— Source records —

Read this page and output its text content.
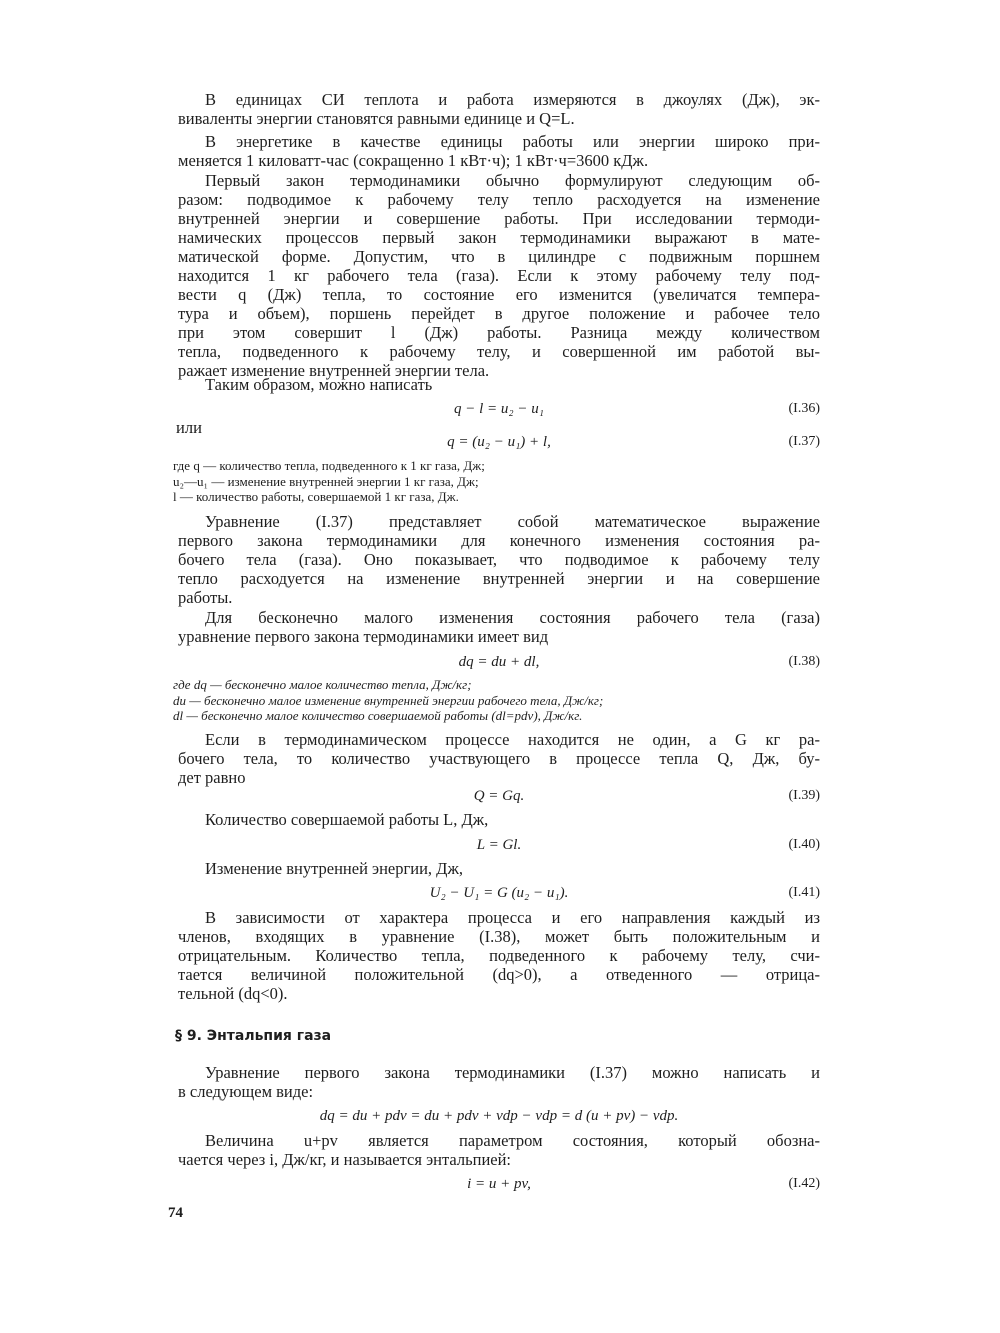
В единицах СИ теплота и работа измеряются в джоулях (Дж), эк-
виваленты энергии становятся равными единице и Q=L.
В энергетике в качестве единицы работы или энергии широко при-
меняется 1 киловатт-час (сокращенно 1 кВт·ч); 1 кВт·ч=3600 кДж.
Первый закон термодинамики обычно формулируют следующим об-
разом: подводимое к рабочему телу тепло расходуется на изменение
внутренней энергии и совершение работы. При исследовании термоди-
намических процессов первый закон термодинамики выражают в мате-
матической форме. Допустим, что в цилиндре с подвижным поршнем
находится 1 кг рабочего тела (газа). Если к этому рабочему телу под-
вести q (Дж) тепла, то состояние его изменится (увеличатся темпера-
тура и объем), поршень перейдет в другое положение и рабочее тело
при этом совершит l (Дж) работы. Разница между количеством
тепла, подведенного к рабочему телу, и совершенной им работой вы-
ражает изменение внутренней энергии тела.
Таким образом, можно написать
q − l = u₂ − u₁	(I.36)
или
q = (u₂ − u₁) + l,	(I.37)
где q — количество тепла, подведенного к 1 кг газа, Дж;
u₂—u₁ — изменение внутренней энергии 1 кг газа, Дж;
l — количество работы, совершаемой 1 кг газа, Дж.
Уравнение (I.37) представляет собой математическое выражение
первого закона термодинамики для конечного изменения состояния ра-
бочего тела (газа). Оно показывает, что подводимое к рабочему телу
тепло расходуется на изменение внутренней энергии и на совершение
работы.
Для бесконечно малого изменения состояния рабочего тела (газа)
уравнение первого закона термодинамики имеет вид
dq = du + dl,	(I.38)
где dq — бесконечно малое количество тепла, Дж/кг;
du — бесконечно малое изменение внутренней энергии рабочего тела, Дж/кг;
dl — бесконечно малое количество совершаемой работы (dl=pdv), Дж/кг.
Если в термодинамическом процессе находится не один, а G кг ра-
бочего тела, то количество участвующего в процессе тепла Q, Дж, бу-
дет равно
Q = Gq.	(I.39)
Количество совершаемой работы L, Дж,
L = Gl.	(I.40)
Изменение внутренней энергии, Дж,
U₂ − U₁ = G (u₂ − u₁).	(I.41)
В зависимости от характера процесса и его направления каждый из
членов, входящих в уравнение (I.38), может быть положительным и
отрицательным. Количество тепла, подведенного к рабочему телу, счи-
тается величиной положительной (dq>0), а отведенного — отрица-
тельной (dq<0).
§ 9. Энтальпия газа
Уравнение первого закона термодинамики (I.37) можно написать и
в следующем виде:
dq = du + pdv = du + pdv + vdp − vdp = d (u + pv) − vdp.
Величина u+pv является параметром состояния, который обозна-
чается через i, Дж/кг, и называется энтальпией:
i = u + pv,	(I.42)
74
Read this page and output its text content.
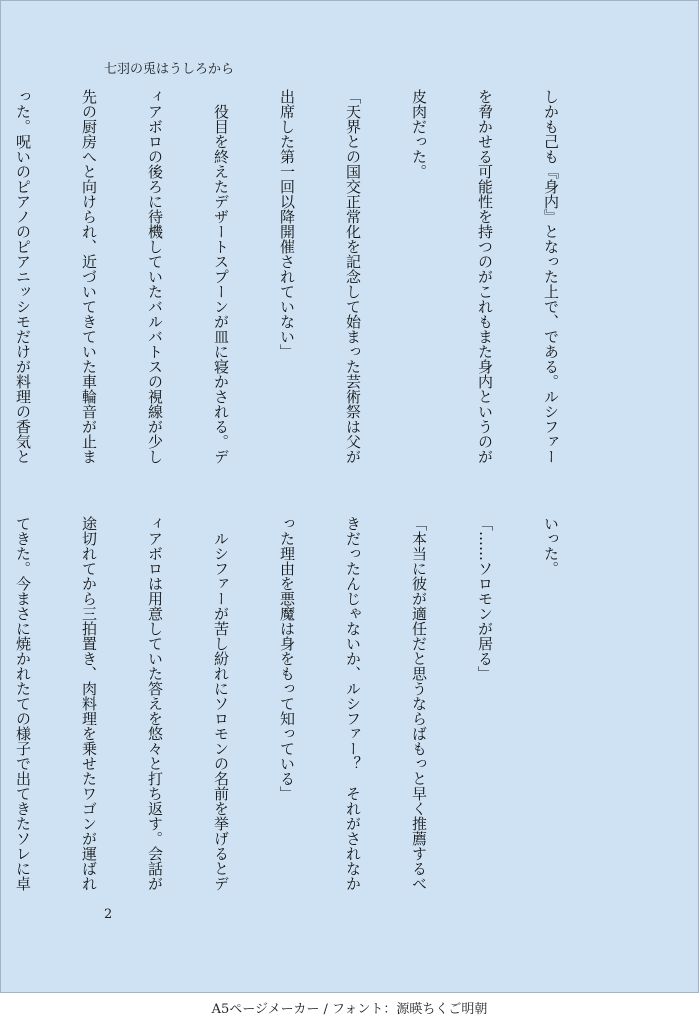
七羽の兎はうしろから

しかも己も『身内』となった上で、である。ルシファー

を脅かせる可能性を持つのがこれもまた身内というのが

皮肉だった。

「天界との国交正常化を記念して始まった芸術祭は父が

出席した第一回以降開催されていない」

　役目を終えたデザートスプーンが皿に寝かされる。デ

ィアボロの後ろに待機していたバルバトスの視線が少し

先の厨房へと向けられ、近づいてきていた車輪音が止ま

った。呪いのピアノのピアニッシモだけが料理の香気と

いった。

「……ソロモンが居る」

「本当に彼が適任だと思うならばもっと早く推薦するべ

きだったんじゃないか、ルシファー？　それがされなか

った理由を悪魔は身をもって知っている」

　ルシファーが苦し紛れにソロモンの名前を挙げるとデ

ィアボロは用意していた答えを悠々と打ち返す。会話が

途切れてから三拍置き、肉料理を乗せたワゴンが運ばれ

てきた。今まさに焼かれたての様子で出てきたソレに卓

2
A5ページメーカー / フォント：源暎ちくご明朝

— The problem —
Of the lines in the records, determine how many contain the word "рабочему", and report that number alone.

— Answer to this exercise —
5